** START SUPPLIED ENTRIES **
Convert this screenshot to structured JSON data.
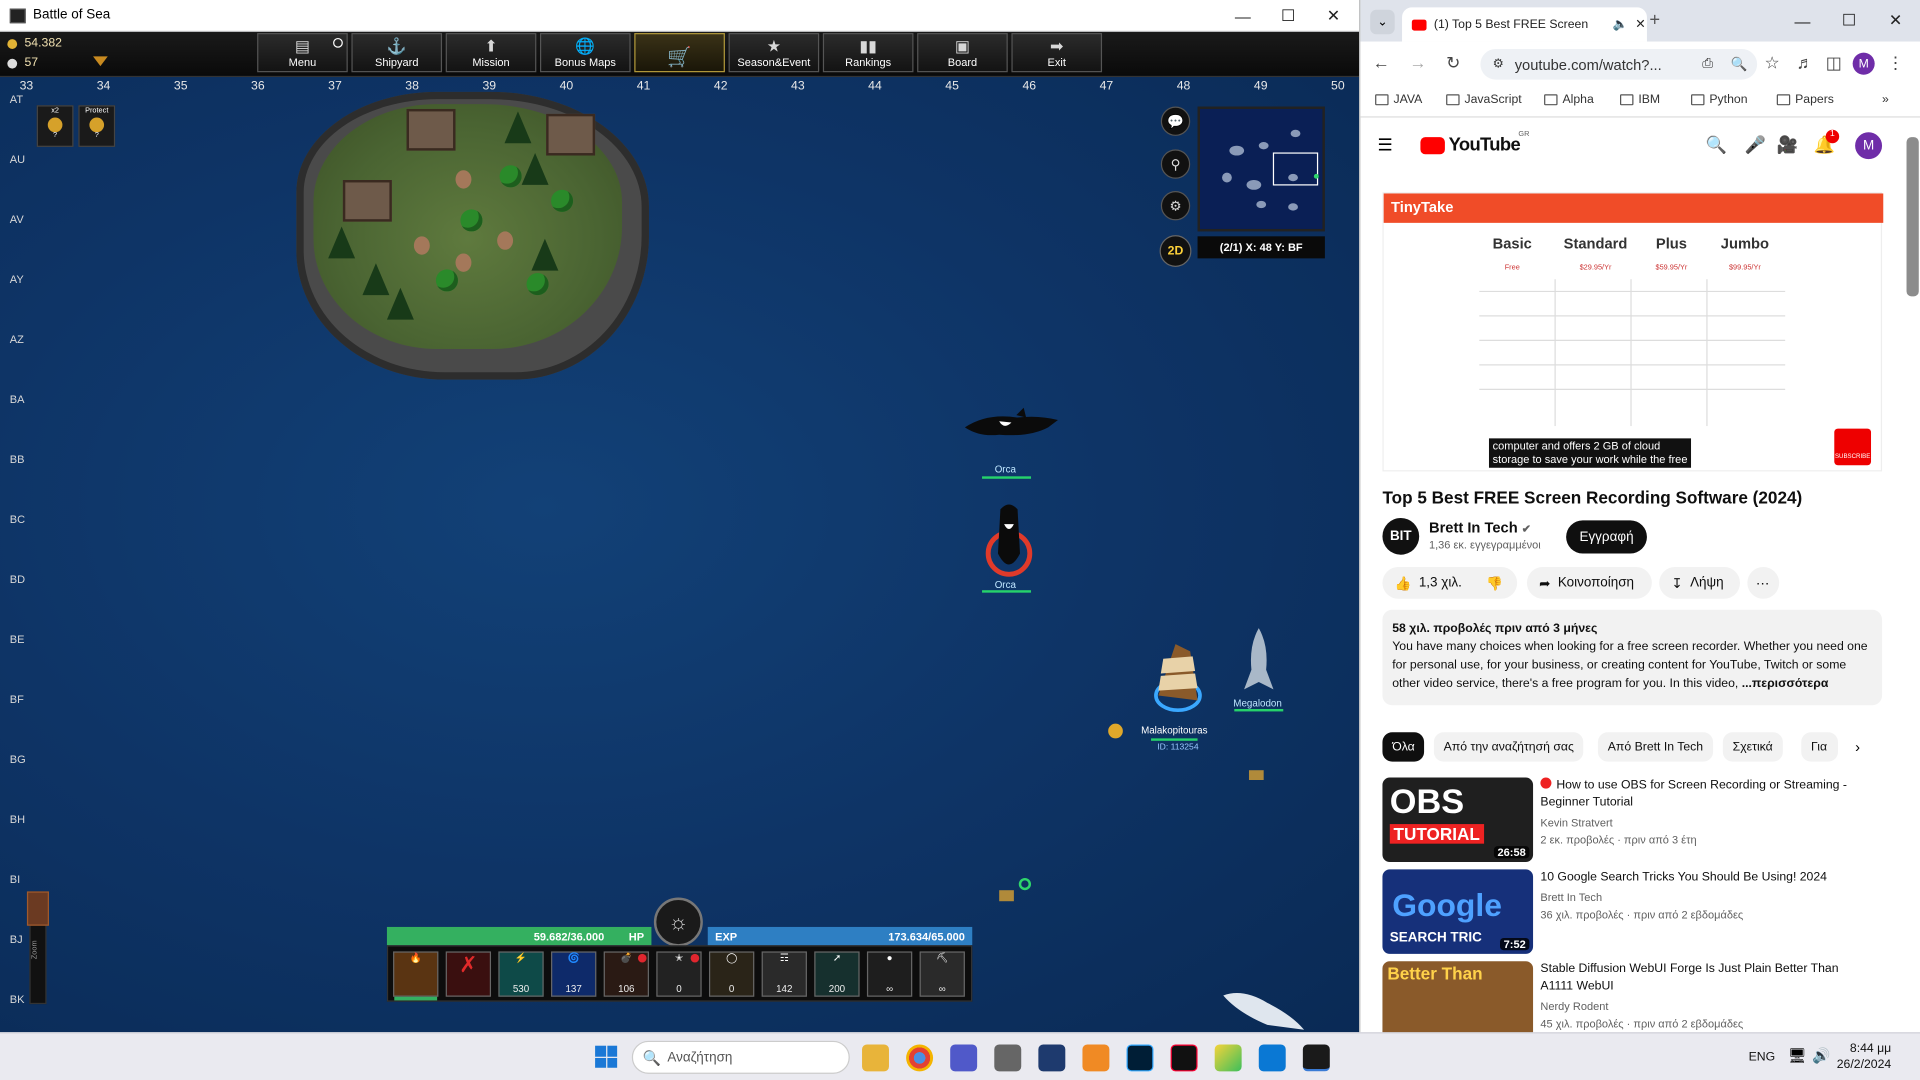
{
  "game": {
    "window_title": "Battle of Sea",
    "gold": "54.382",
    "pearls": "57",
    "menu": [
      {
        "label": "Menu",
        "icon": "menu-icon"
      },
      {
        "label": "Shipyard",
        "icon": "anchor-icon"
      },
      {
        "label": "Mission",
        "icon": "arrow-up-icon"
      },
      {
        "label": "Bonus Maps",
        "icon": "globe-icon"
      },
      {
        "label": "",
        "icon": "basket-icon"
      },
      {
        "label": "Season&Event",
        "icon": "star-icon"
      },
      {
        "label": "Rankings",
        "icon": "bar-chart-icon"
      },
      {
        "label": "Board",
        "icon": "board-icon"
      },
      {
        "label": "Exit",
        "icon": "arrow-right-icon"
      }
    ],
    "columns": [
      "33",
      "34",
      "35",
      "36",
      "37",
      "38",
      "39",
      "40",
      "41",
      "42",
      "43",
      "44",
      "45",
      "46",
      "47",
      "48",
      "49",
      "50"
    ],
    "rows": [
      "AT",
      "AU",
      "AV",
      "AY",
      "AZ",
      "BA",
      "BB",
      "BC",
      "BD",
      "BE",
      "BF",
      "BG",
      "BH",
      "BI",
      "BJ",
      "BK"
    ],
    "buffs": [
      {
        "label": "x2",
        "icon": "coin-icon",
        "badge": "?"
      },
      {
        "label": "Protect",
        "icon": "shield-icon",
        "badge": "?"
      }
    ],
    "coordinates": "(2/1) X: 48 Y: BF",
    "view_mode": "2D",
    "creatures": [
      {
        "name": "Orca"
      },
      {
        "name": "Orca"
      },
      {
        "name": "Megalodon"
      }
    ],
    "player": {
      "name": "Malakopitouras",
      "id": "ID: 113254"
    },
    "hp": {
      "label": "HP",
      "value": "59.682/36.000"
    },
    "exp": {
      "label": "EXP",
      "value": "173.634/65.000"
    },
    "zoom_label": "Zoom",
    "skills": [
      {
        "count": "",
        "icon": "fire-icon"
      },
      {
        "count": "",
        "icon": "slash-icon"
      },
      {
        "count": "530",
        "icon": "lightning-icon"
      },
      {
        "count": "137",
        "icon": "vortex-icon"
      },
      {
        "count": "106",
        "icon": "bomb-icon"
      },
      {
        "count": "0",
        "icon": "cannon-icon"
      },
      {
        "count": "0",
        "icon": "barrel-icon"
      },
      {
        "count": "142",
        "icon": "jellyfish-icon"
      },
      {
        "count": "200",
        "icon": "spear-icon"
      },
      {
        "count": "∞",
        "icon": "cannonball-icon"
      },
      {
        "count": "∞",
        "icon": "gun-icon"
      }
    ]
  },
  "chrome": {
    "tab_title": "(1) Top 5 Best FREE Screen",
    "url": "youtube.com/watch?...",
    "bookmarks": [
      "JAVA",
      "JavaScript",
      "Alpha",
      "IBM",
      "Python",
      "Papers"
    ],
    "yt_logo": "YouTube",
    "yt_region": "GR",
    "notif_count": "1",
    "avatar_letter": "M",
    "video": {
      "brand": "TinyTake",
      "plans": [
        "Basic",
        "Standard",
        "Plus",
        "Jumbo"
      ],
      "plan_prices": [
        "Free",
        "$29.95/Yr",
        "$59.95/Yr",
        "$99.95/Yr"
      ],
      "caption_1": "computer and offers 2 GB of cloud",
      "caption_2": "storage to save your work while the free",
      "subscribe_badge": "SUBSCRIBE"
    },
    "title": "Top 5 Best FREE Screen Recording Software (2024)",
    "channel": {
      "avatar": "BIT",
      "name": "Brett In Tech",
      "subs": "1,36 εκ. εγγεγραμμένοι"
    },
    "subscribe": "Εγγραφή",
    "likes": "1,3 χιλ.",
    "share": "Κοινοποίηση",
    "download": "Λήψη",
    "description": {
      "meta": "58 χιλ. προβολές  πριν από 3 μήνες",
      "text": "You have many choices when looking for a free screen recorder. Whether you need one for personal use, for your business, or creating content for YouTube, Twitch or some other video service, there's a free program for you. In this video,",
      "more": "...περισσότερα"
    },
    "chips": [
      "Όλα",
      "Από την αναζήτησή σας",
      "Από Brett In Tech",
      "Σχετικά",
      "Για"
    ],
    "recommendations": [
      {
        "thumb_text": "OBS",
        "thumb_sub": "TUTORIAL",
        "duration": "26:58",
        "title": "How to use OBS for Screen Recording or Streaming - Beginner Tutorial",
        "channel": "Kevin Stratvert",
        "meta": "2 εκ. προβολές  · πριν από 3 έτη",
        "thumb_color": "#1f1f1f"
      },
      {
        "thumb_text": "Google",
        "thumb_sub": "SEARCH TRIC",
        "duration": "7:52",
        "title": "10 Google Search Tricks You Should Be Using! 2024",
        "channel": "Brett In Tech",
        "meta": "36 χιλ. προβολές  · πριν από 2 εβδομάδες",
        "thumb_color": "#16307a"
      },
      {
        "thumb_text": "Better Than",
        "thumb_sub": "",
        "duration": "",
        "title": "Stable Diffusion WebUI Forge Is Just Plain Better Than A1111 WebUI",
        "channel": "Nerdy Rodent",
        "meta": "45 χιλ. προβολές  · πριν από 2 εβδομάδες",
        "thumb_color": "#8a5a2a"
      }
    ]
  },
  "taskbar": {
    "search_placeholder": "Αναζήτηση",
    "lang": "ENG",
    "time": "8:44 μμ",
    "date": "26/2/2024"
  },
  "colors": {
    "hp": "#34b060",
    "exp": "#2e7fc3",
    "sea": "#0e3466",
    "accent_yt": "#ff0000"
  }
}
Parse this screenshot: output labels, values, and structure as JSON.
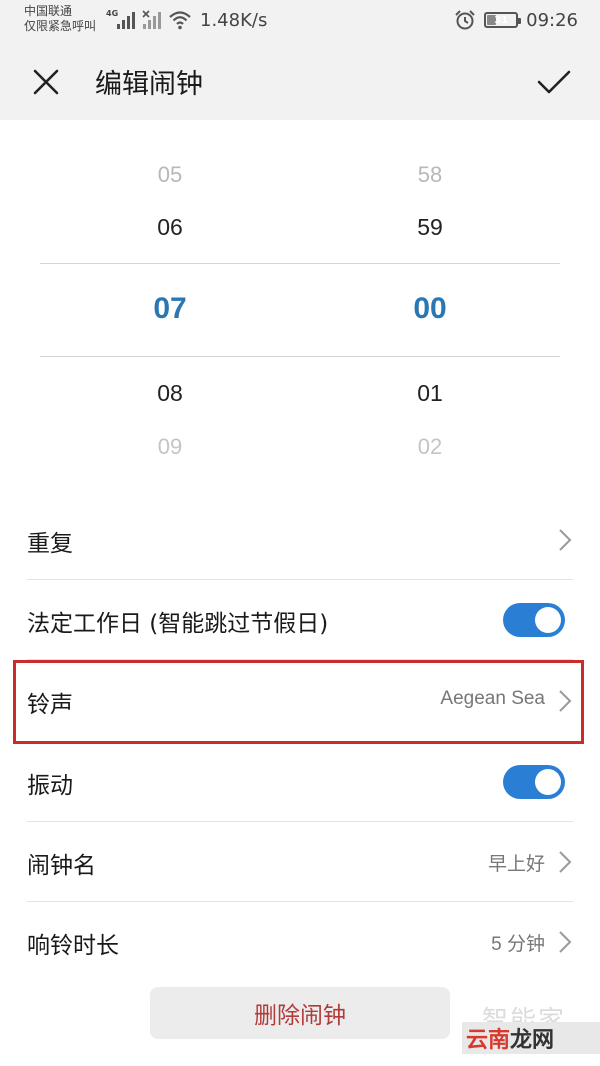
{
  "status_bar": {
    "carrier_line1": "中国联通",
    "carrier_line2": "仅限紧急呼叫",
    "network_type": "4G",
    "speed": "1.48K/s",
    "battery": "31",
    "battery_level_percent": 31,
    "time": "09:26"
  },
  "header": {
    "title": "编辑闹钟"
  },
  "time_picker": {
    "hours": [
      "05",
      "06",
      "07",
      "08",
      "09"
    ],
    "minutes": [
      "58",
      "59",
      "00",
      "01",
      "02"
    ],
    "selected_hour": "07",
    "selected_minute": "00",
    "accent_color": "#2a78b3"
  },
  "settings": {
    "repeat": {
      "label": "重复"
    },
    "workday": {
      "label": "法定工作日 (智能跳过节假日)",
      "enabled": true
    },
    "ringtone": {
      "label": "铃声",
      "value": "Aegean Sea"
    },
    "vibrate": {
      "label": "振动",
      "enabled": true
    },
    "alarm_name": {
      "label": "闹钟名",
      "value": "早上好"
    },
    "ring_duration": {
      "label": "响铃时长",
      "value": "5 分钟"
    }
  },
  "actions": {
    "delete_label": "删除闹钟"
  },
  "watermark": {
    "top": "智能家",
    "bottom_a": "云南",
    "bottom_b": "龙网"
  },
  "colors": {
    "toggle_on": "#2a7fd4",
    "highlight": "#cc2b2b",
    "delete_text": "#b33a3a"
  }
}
** END SUPPLIED ENTRIES **
AIM. Transcribe all the records above word for word, without their images.

TASK ANSWER.
Convert this screenshot to structured JSON data.
{
  "game": {
    "window_title": "Battle of Sea",
    "gold": "54.382",
    "pearls": "57",
    "menu": [
      {
        "label": "Menu",
        "icon": "menu-icon"
      },
      {
        "label": "Shipyard",
        "icon": "anchor-icon"
      },
      {
        "label": "Mission",
        "icon": "arrow-up-icon"
      },
      {
        "label": "Bonus Maps",
        "icon": "globe-icon"
      },
      {
        "label": "",
        "icon": "basket-icon"
      },
      {
        "label": "Season&Event",
        "icon": "star-icon"
      },
      {
        "label": "Rankings",
        "icon": "bar-chart-icon"
      },
      {
        "label": "Board",
        "icon": "board-icon"
      },
      {
        "label": "Exit",
        "icon": "arrow-right-icon"
      }
    ],
    "columns": [
      "33",
      "34",
      "35",
      "36",
      "37",
      "38",
      "39",
      "40",
      "41",
      "42",
      "43",
      "44",
      "45",
      "46",
      "47",
      "48",
      "49",
      "50"
    ],
    "rows": [
      "AT",
      "AU",
      "AV",
      "AY",
      "AZ",
      "BA",
      "BB",
      "BC",
      "BD",
      "BE",
      "BF",
      "BG",
      "BH",
      "BI",
      "BJ",
      "BK"
    ],
    "buffs": [
      {
        "label": "x2",
        "icon": "coin-icon",
        "badge": "?"
      },
      {
        "label": "Protect",
        "icon": "shield-icon",
        "badge": "?"
      }
    ],
    "coordinates": "(2/1) X: 48 Y: BF",
    "view_mode": "2D",
    "creatures": [
      {
        "name": "Orca"
      },
      {
        "name": "Orca"
      },
      {
        "name": "Megalodon"
      }
    ],
    "player": {
      "name": "Malakopitouras",
      "id": "ID: 113254"
    },
    "hp": {
      "label": "HP",
      "value": "59.682/36.000"
    },
    "exp": {
      "label": "EXP",
      "value": "173.634/65.000"
    },
    "zoom_label": "Zoom",
    "skills": [
      {
        "count": "",
        "icon": "fire-icon"
      },
      {
        "count": "",
        "icon": "slash-icon"
      },
      {
        "count": "530",
        "icon": "lightning-icon"
      },
      {
        "count": "137",
        "icon": "vortex-icon"
      },
      {
        "count": "106",
        "icon": "bomb-icon"
      },
      {
        "count": "0",
        "icon": "cannon-icon"
      },
      {
        "count": "0",
        "icon": "barrel-icon"
      },
      {
        "count": "142",
        "icon": "jellyfish-icon"
      },
      {
        "count": "200",
        "icon": "spear-icon"
      },
      {
        "count": "∞",
        "icon": "cannonball-icon"
      },
      {
        "count": "∞",
        "icon": "gun-icon"
      }
    ]
  },
  "chrome": {
    "tab_title": "(1) Top 5 Best FREE Screen",
    "url": "youtube.com/watch?...",
    "bookmarks": [
      "JAVA",
      "JavaScript",
      "Alpha",
      "IBM",
      "Python",
      "Papers"
    ],
    "yt_logo": "YouTube",
    "yt_region": "GR",
    "notif_count": "1",
    "avatar_letter": "M",
    "video": {
      "brand": "TinyTake",
      "plans": [
        "Basic",
        "Standard",
        "Plus",
        "Jumbo"
      ],
      "plan_prices": [
        "Free",
        "$29.95/Yr",
        "$59.95/Yr",
        "$99.95/Yr"
      ],
      "caption_1": "computer and offers 2 GB of cloud",
      "caption_2": "storage to save your work while the free",
      "subscribe_badge": "SUBSCRIBE"
    },
    "title": "Top 5 Best FREE Screen Recording Software (2024)",
    "channel": {
      "avatar": "BIT",
      "name": "Brett In Tech",
      "subs": "1,36 εκ. εγγεγραμμένοι"
    },
    "subscribe": "Εγγραφή",
    "likes": "1,3 χιλ.",
    "share": "Κοινοποίηση",
    "download": "Λήψη",
    "description": {
      "meta": "58 χιλ. προβολές  πριν από 3 μήνες",
      "text": "You have many choices when looking for a free screen recorder. Whether you need one for personal use, for your business, or creating content for YouTube, Twitch or some other video service, there's a free program for you. In this video,",
      "more": "...περισσότερα"
    },
    "chips": [
      "Όλα",
      "Από την αναζήτησή σας",
      "Από Brett In Tech",
      "Σχετικά",
      "Για"
    ],
    "recommendations": [
      {
        "thumb_text": "OBS",
        "thumb_sub": "TUTORIAL",
        "duration": "26:58",
        "title": "How to use OBS for Screen Recording or Streaming - Beginner Tutorial",
        "channel": "Kevin Stratvert",
        "meta": "2 εκ. προβολές  · πριν από 3 έτη",
        "thumb_color": "#1f1f1f"
      },
      {
        "thumb_text": "Google",
        "thumb_sub": "SEARCH TRIC",
        "duration": "7:52",
        "title": "10 Google Search Tricks You Should Be Using! 2024",
        "channel": "Brett In Tech",
        "meta": "36 χιλ. προβολές  · πριν από 2 εβδομάδες",
        "thumb_color": "#16307a"
      },
      {
        "thumb_text": "Better Than",
        "thumb_sub": "",
        "duration": "",
        "title": "Stable Diffusion WebUI Forge Is Just Plain Better Than A1111 WebUI",
        "channel": "Nerdy Rodent",
        "meta": "45 χιλ. προβολές  · πριν από 2 εβδομάδες",
        "thumb_color": "#8a5a2a"
      }
    ]
  },
  "taskbar": {
    "search_placeholder": "Αναζήτηση",
    "lang": "ENG",
    "time": "8:44 μμ",
    "date": "26/2/2024"
  },
  "colors": {
    "hp": "#34b060",
    "exp": "#2e7fc3",
    "sea": "#0e3466",
    "accent_yt": "#ff0000"
  }
}
Parse this screenshot: output labels, values, and structure as JSON.
{
  "status_bar": {
    "carrier_line1": "中国联通",
    "carrier_line2": "仅限紧急呼叫",
    "network_type": "4G",
    "speed": "1.48K/s",
    "battery": "31",
    "battery_level_percent": 31,
    "time": "09:26"
  },
  "header": {
    "title": "编辑闹钟"
  },
  "time_picker": {
    "hours": [
      "05",
      "06",
      "07",
      "08",
      "09"
    ],
    "minutes": [
      "58",
      "59",
      "00",
      "01",
      "02"
    ],
    "selected_hour": "07",
    "selected_minute": "00",
    "accent_color": "#2a78b3"
  },
  "settings": {
    "repeat": {
      "label": "重复"
    },
    "workday": {
      "label": "法定工作日 (智能跳过节假日)",
      "enabled": true
    },
    "ringtone": {
      "label": "铃声",
      "value": "Aegean Sea"
    },
    "vibrate": {
      "label": "振动",
      "enabled": true
    },
    "alarm_name": {
      "label": "闹钟名",
      "value": "早上好"
    },
    "ring_duration": {
      "label": "响铃时长",
      "value": "5 分钟"
    }
  },
  "actions": {
    "delete_label": "删除闹钟"
  },
  "watermark": {
    "top": "智能家",
    "bottom_a": "云南",
    "bottom_b": "龙网"
  },
  "colors": {
    "toggle_on": "#2a7fd4",
    "highlight": "#cc2b2b",
    "delete_text": "#b33a3a"
  }
}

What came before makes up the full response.